**Working data**
= = = = = = =

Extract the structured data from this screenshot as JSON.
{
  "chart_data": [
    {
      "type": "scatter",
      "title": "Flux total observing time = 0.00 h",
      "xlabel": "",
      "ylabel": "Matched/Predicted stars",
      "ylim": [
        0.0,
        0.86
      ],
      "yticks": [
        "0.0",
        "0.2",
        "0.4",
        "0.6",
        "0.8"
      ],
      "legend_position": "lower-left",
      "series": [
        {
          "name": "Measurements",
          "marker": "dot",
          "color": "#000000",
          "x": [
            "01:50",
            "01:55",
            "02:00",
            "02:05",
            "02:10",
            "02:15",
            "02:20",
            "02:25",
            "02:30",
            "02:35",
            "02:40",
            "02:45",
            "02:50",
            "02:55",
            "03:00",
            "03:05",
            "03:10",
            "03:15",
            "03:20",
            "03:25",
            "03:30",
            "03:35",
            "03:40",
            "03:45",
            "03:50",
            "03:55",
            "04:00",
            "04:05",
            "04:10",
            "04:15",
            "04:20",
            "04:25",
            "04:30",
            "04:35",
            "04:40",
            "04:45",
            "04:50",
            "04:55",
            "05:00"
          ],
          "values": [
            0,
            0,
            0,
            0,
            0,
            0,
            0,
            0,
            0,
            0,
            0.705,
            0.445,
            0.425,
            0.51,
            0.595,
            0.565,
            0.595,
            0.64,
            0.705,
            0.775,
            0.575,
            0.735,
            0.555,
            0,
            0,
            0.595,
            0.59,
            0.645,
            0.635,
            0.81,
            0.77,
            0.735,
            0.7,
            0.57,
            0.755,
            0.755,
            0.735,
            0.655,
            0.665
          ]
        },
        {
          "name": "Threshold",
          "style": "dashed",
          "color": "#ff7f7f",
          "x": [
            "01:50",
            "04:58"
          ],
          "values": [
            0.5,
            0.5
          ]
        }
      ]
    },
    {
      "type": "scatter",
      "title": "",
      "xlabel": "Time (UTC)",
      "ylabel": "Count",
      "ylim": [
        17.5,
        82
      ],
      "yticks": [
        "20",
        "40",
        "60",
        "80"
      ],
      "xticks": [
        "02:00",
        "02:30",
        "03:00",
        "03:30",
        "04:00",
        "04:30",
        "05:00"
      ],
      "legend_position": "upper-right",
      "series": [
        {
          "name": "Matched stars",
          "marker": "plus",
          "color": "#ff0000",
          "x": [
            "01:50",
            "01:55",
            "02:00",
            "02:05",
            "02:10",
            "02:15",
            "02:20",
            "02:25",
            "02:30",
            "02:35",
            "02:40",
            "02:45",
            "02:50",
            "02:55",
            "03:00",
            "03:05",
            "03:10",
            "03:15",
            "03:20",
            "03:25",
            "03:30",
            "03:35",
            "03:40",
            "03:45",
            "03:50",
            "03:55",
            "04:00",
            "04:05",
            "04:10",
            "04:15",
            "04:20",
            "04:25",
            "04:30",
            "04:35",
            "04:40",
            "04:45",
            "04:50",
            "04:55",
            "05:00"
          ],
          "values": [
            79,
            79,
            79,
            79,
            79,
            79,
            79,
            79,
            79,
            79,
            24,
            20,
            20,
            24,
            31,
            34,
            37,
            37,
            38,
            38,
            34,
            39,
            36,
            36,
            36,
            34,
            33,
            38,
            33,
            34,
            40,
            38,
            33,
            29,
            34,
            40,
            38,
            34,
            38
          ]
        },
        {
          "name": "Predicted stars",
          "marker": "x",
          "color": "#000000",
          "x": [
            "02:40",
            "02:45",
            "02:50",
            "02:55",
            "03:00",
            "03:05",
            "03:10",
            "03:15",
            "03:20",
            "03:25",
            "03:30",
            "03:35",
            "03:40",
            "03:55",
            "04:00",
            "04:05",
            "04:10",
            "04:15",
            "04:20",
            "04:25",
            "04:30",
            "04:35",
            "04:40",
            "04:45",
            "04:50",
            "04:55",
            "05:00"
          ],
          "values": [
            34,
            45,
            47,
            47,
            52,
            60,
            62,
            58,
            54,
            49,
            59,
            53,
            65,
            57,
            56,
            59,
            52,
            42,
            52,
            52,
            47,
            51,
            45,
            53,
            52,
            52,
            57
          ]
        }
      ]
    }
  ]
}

= = = = = = =

**Directive**
Each line of the material above must be retyped precisely.

**Result**
Extract the structured data from this screenshot as JSON.
{
  "chart_data": [
    {
      "type": "scatter",
      "title": "Flux total observing time = 0.00 h",
      "xlabel": "",
      "ylabel": "Matched/Predicted stars",
      "ylim": [
        0.0,
        0.86
      ],
      "yticks": [
        "0.0",
        "0.2",
        "0.4",
        "0.6",
        "0.8"
      ],
      "legend_position": "lower-left",
      "series": [
        {
          "name": "Measurements",
          "marker": "dot",
          "color": "#000000",
          "x": [
            "01:50",
            "01:55",
            "02:00",
            "02:05",
            "02:10",
            "02:15",
            "02:20",
            "02:25",
            "02:30",
            "02:35",
            "02:40",
            "02:45",
            "02:50",
            "02:55",
            "03:00",
            "03:05",
            "03:10",
            "03:15",
            "03:20",
            "03:25",
            "03:30",
            "03:35",
            "03:40",
            "03:45",
            "03:50",
            "03:55",
            "04:00",
            "04:05",
            "04:10",
            "04:15",
            "04:20",
            "04:25",
            "04:30",
            "04:35",
            "04:40",
            "04:45",
            "04:50",
            "04:55",
            "05:00"
          ],
          "values": [
            0,
            0,
            0,
            0,
            0,
            0,
            0,
            0,
            0,
            0,
            0.705,
            0.445,
            0.425,
            0.51,
            0.595,
            0.565,
            0.595,
            0.64,
            0.705,
            0.775,
            0.575,
            0.735,
            0.555,
            0,
            0,
            0.595,
            0.59,
            0.645,
            0.635,
            0.81,
            0.77,
            0.735,
            0.7,
            0.57,
            0.755,
            0.755,
            0.735,
            0.655,
            0.665
          ]
        },
        {
          "name": "Threshold",
          "style": "dashed",
          "color": "#ff7f7f",
          "x": [
            "01:50",
            "04:58"
          ],
          "values": [
            0.5,
            0.5
          ]
        }
      ]
    },
    {
      "type": "scatter",
      "title": "",
      "xlabel": "Time (UTC)",
      "ylabel": "Count",
      "ylim": [
        17.5,
        82
      ],
      "yticks": [
        "20",
        "40",
        "60",
        "80"
      ],
      "xticks": [
        "02:00",
        "02:30",
        "03:00",
        "03:30",
        "04:00",
        "04:30",
        "05:00"
      ],
      "legend_position": "upper-right",
      "series": [
        {
          "name": "Matched stars",
          "marker": "plus",
          "color": "#ff0000",
          "x": [
            "01:50",
            "01:55",
            "02:00",
            "02:05",
            "02:10",
            "02:15",
            "02:20",
            "02:25",
            "02:30",
            "02:35",
            "02:40",
            "02:45",
            "02:50",
            "02:55",
            "03:00",
            "03:05",
            "03:10",
            "03:15",
            "03:20",
            "03:25",
            "03:30",
            "03:35",
            "03:40",
            "03:45",
            "03:50",
            "03:55",
            "04:00",
            "04:05",
            "04:10",
            "04:15",
            "04:20",
            "04:25",
            "04:30",
            "04:35",
            "04:40",
            "04:45",
            "04:50",
            "04:55",
            "05:00"
          ],
          "values": [
            79,
            79,
            79,
            79,
            79,
            79,
            79,
            79,
            79,
            79,
            24,
            20,
            20,
            24,
            31,
            34,
            37,
            37,
            38,
            38,
            34,
            39,
            36,
            36,
            36,
            34,
            33,
            38,
            33,
            34,
            40,
            38,
            33,
            29,
            34,
            40,
            38,
            34,
            38
          ]
        },
        {
          "name": "Predicted stars",
          "marker": "x",
          "color": "#000000",
          "x": [
            "02:40",
            "02:45",
            "02:50",
            "02:55",
            "03:00",
            "03:05",
            "03:10",
            "03:15",
            "03:20",
            "03:25",
            "03:30",
            "03:35",
            "03:40",
            "03:55",
            "04:00",
            "04:05",
            "04:10",
            "04:15",
            "04:20",
            "04:25",
            "04:30",
            "04:35",
            "04:40",
            "04:45",
            "04:50",
            "04:55",
            "05:00"
          ],
          "values": [
            34,
            45,
            47,
            47,
            52,
            60,
            62,
            58,
            54,
            49,
            59,
            53,
            65,
            57,
            56,
            59,
            52,
            42,
            52,
            52,
            47,
            51,
            45,
            53,
            52,
            52,
            57
          ]
        }
      ]
    }
  ]
}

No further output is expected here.